## START

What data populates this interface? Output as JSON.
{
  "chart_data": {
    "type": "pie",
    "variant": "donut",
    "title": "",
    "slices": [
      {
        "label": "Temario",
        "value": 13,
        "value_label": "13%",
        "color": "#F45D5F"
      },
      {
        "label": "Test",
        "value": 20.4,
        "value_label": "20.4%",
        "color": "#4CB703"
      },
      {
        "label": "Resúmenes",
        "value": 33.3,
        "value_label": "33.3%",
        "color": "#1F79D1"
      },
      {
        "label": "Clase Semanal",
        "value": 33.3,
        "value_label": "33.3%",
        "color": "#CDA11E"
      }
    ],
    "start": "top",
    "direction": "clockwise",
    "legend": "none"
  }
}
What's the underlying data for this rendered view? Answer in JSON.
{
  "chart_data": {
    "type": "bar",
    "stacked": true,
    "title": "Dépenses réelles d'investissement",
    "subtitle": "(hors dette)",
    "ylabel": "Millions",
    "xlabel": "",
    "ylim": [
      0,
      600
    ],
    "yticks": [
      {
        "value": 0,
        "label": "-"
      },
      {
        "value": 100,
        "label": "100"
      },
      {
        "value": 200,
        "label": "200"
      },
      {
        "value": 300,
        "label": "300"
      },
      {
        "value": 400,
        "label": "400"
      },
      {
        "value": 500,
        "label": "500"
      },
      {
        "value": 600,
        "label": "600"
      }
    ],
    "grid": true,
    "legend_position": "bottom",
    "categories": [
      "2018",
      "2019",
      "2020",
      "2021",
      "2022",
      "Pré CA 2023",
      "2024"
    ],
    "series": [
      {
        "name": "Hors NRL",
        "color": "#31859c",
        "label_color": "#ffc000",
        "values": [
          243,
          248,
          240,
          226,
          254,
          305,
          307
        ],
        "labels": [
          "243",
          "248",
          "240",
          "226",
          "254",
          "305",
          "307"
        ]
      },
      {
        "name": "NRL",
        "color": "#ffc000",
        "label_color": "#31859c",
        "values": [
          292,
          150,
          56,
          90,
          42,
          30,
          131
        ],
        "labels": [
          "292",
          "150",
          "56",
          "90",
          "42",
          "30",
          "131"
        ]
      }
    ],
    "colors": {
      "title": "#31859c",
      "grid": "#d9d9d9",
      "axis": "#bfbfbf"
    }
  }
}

## END

» **Directions**: Faithfully transcribe the whole of the data.

» **Correct output**:
What data populates this interface? Output as JSON.
{
  "chart_data": {
    "type": "pie",
    "variant": "donut",
    "title": "",
    "slices": [
      {
        "label": "Temario",
        "value": 13,
        "value_label": "13%",
        "color": "#F45D5F"
      },
      {
        "label": "Test",
        "value": 20.4,
        "value_label": "20.4%",
        "color": "#4CB703"
      },
      {
        "label": "Resúmenes",
        "value": 33.3,
        "value_label": "33.3%",
        "color": "#1F79D1"
      },
      {
        "label": "Clase Semanal",
        "value": 33.3,
        "value_label": "33.3%",
        "color": "#CDA11E"
      }
    ],
    "start": "top",
    "direction": "clockwise",
    "legend": "none"
  }
}
What's the underlying data for this rendered view? Answer in JSON.
{
  "chart_data": {
    "type": "bar",
    "stacked": true,
    "title": "Dépenses réelles d'investissement",
    "subtitle": "(hors dette)",
    "ylabel": "Millions",
    "xlabel": "",
    "ylim": [
      0,
      600
    ],
    "yticks": [
      {
        "value": 0,
        "label": "-"
      },
      {
        "value": 100,
        "label": "100"
      },
      {
        "value": 200,
        "label": "200"
      },
      {
        "value": 300,
        "label": "300"
      },
      {
        "value": 400,
        "label": "400"
      },
      {
        "value": 500,
        "label": "500"
      },
      {
        "value": 600,
        "label": "600"
      }
    ],
    "grid": true,
    "legend_position": "bottom",
    "categories": [
      "2018",
      "2019",
      "2020",
      "2021",
      "2022",
      "Pré CA 2023",
      "2024"
    ],
    "series": [
      {
        "name": "Hors NRL",
        "color": "#31859c",
        "label_color": "#ffc000",
        "values": [
          243,
          248,
          240,
          226,
          254,
          305,
          307
        ],
        "labels": [
          "243",
          "248",
          "240",
          "226",
          "254",
          "305",
          "307"
        ]
      },
      {
        "name": "NRL",
        "color": "#ffc000",
        "label_color": "#31859c",
        "values": [
          292,
          150,
          56,
          90,
          42,
          30,
          131
        ],
        "labels": [
          "292",
          "150",
          "56",
          "90",
          "42",
          "30",
          "131"
        ]
      }
    ],
    "colors": {
      "title": "#31859c",
      "grid": "#d9d9d9",
      "axis": "#bfbfbf"
    }
  }
}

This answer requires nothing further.